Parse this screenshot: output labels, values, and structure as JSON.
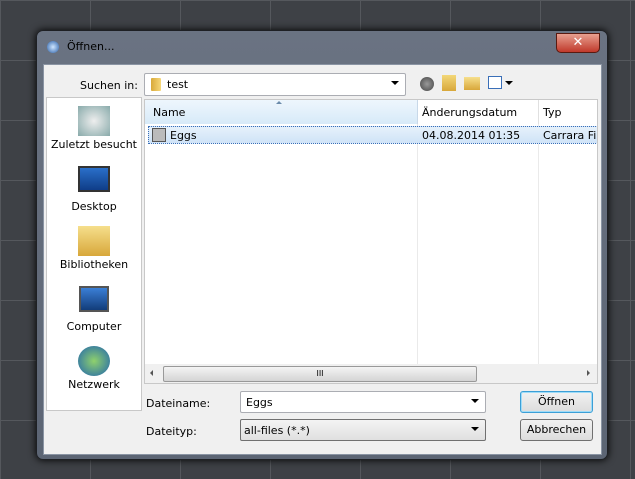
{
  "window": {
    "title": "Öffnen...",
    "close": "✕"
  },
  "lookin": {
    "label": "Suchen in:",
    "value": "test"
  },
  "toolbar": {
    "back": "back-icon",
    "up": "up-folder-icon",
    "new_folder": "new-folder-icon",
    "view": "view-menu-icon"
  },
  "places": [
    {
      "label": "Zuletzt besucht"
    },
    {
      "label": "Desktop"
    },
    {
      "label": "Bibliotheken"
    },
    {
      "label": "Computer"
    },
    {
      "label": "Netzwerk"
    }
  ],
  "columns": [
    "Name",
    "Änderungsdatum",
    "Typ"
  ],
  "files": [
    {
      "name": "Eggs",
      "date": "04.08.2014 01:35",
      "type": "Carrara Fil"
    }
  ],
  "scroll": {
    "grip": "III"
  },
  "filename": {
    "label": "Dateiname:",
    "value": "Eggs"
  },
  "filetype": {
    "label": "Dateityp:",
    "value": "all-files (*.*)"
  },
  "buttons": {
    "open": "Öffnen",
    "cancel": "Abbrechen"
  }
}
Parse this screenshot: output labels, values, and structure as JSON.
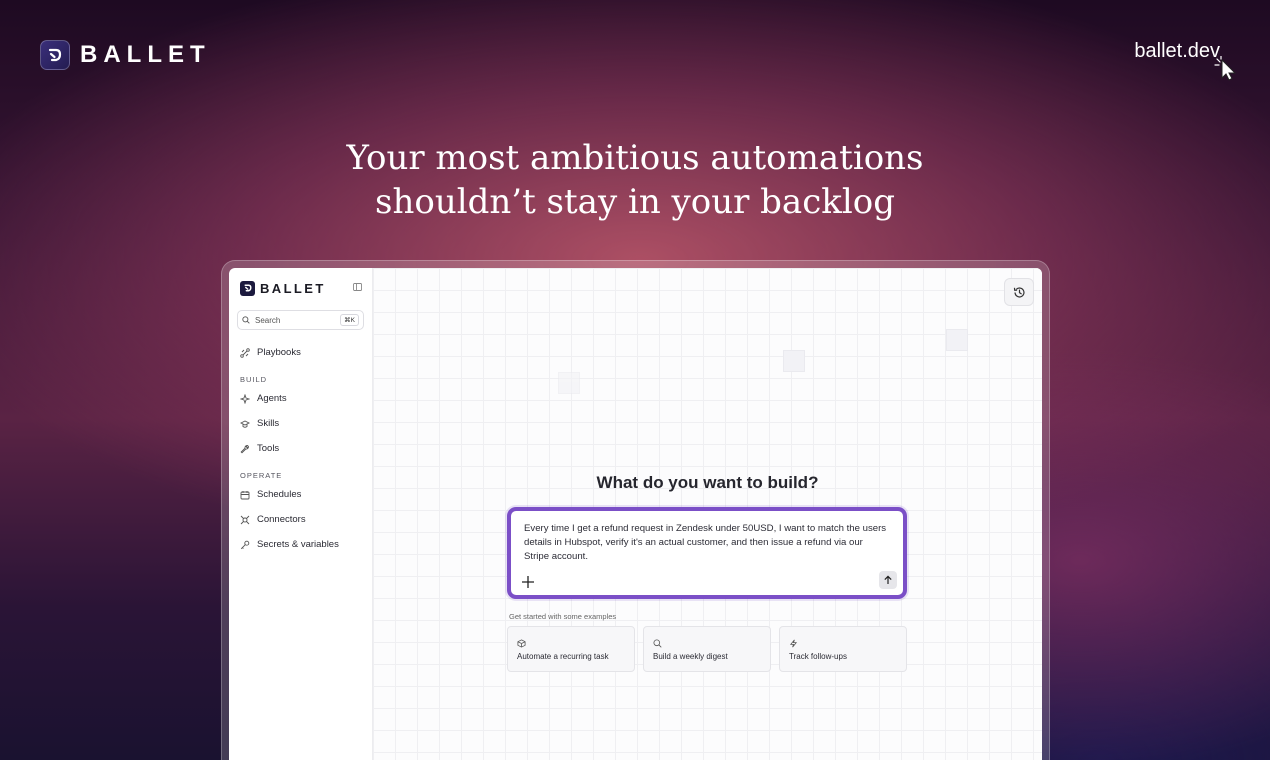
{
  "brand": {
    "name": "BALLET",
    "site": "ballet.dev"
  },
  "headline": {
    "line1": "Your most ambitious automations",
    "line2": "shouldn’t stay in your backlog"
  },
  "app": {
    "sidebar": {
      "brand": "BALLET",
      "search": {
        "placeholder": "Search",
        "shortcut": "⌘K"
      },
      "top_items": [
        {
          "label": "Playbooks",
          "icon": "playbooks-icon"
        }
      ],
      "groups": [
        {
          "title": "BUILD",
          "items": [
            {
              "label": "Agents",
              "icon": "agents-icon"
            },
            {
              "label": "Skills",
              "icon": "skills-icon"
            },
            {
              "label": "Tools",
              "icon": "tools-icon"
            }
          ]
        },
        {
          "title": "OPERATE",
          "items": [
            {
              "label": "Schedules",
              "icon": "calendar-icon"
            },
            {
              "label": "Connectors",
              "icon": "connectors-icon"
            },
            {
              "label": "Secrets & variables",
              "icon": "key-icon"
            }
          ]
        }
      ]
    },
    "main": {
      "title": "What do you want to build?",
      "prompt": "Every time I get a refund request in Zendesk under 50USD, I want to match the users details in Hubspot, verify it's an actual customer, and then issue a refund via our Stripe account.",
      "examples_label": "Get started with some examples",
      "examples": [
        {
          "label": "Automate a recurring task",
          "icon": "cube-icon"
        },
        {
          "label": "Build a weekly digest",
          "icon": "search-icon"
        },
        {
          "label": "Track follow-ups",
          "icon": "bolt-icon"
        }
      ]
    }
  },
  "colors": {
    "accent": "#7b4fc7",
    "brand_dark": "#1c1a3e"
  }
}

━━━━━━

# [Written task]
Each entry gets copied exactly; the pictures stay out.

# [Task result]
Parse this screenshot: output labels, values, and structure as JSON.
{
  "window": {
    "title": "Öffnen...",
    "close": "✕"
  },
  "lookin": {
    "label": "Suchen in:",
    "value": "test"
  },
  "toolbar": {
    "back": "back-icon",
    "up": "up-folder-icon",
    "new_folder": "new-folder-icon",
    "view": "view-menu-icon"
  },
  "places": [
    {
      "label": "Zuletzt besucht"
    },
    {
      "label": "Desktop"
    },
    {
      "label": "Bibliotheken"
    },
    {
      "label": "Computer"
    },
    {
      "label": "Netzwerk"
    }
  ],
  "columns": [
    "Name",
    "Änderungsdatum",
    "Typ"
  ],
  "files": [
    {
      "name": "Eggs",
      "date": "04.08.2014 01:35",
      "type": "Carrara Fil"
    }
  ],
  "scroll": {
    "grip": "III"
  },
  "filename": {
    "label": "Dateiname:",
    "value": "Eggs"
  },
  "filetype": {
    "label": "Dateityp:",
    "value": "all-files (*.*)"
  },
  "buttons": {
    "open": "Öffnen",
    "cancel": "Abbrechen"
  }
}
Parse this screenshot: output labels, values, and structure as JSON.
{
  "brand": {
    "name": "BALLET",
    "site": "ballet.dev"
  },
  "headline": {
    "line1": "Your most ambitious automations",
    "line2": "shouldn’t stay in your backlog"
  },
  "app": {
    "sidebar": {
      "brand": "BALLET",
      "search": {
        "placeholder": "Search",
        "shortcut": "⌘K"
      },
      "top_items": [
        {
          "label": "Playbooks",
          "icon": "playbooks-icon"
        }
      ],
      "groups": [
        {
          "title": "BUILD",
          "items": [
            {
              "label": "Agents",
              "icon": "agents-icon"
            },
            {
              "label": "Skills",
              "icon": "skills-icon"
            },
            {
              "label": "Tools",
              "icon": "tools-icon"
            }
          ]
        },
        {
          "title": "OPERATE",
          "items": [
            {
              "label": "Schedules",
              "icon": "calendar-icon"
            },
            {
              "label": "Connectors",
              "icon": "connectors-icon"
            },
            {
              "label": "Secrets & variables",
              "icon": "key-icon"
            }
          ]
        }
      ]
    },
    "main": {
      "title": "What do you want to build?",
      "prompt": "Every time I get a refund request in Zendesk under 50USD, I want to match the users details in Hubspot, verify it's an actual customer, and then issue a refund via our Stripe account.",
      "examples_label": "Get started with some examples",
      "examples": [
        {
          "label": "Automate a recurring task",
          "icon": "cube-icon"
        },
        {
          "label": "Build a weekly digest",
          "icon": "search-icon"
        },
        {
          "label": "Track follow-ups",
          "icon": "bolt-icon"
        }
      ]
    }
  },
  "colors": {
    "accent": "#7b4fc7",
    "brand_dark": "#1c1a3e"
  }
}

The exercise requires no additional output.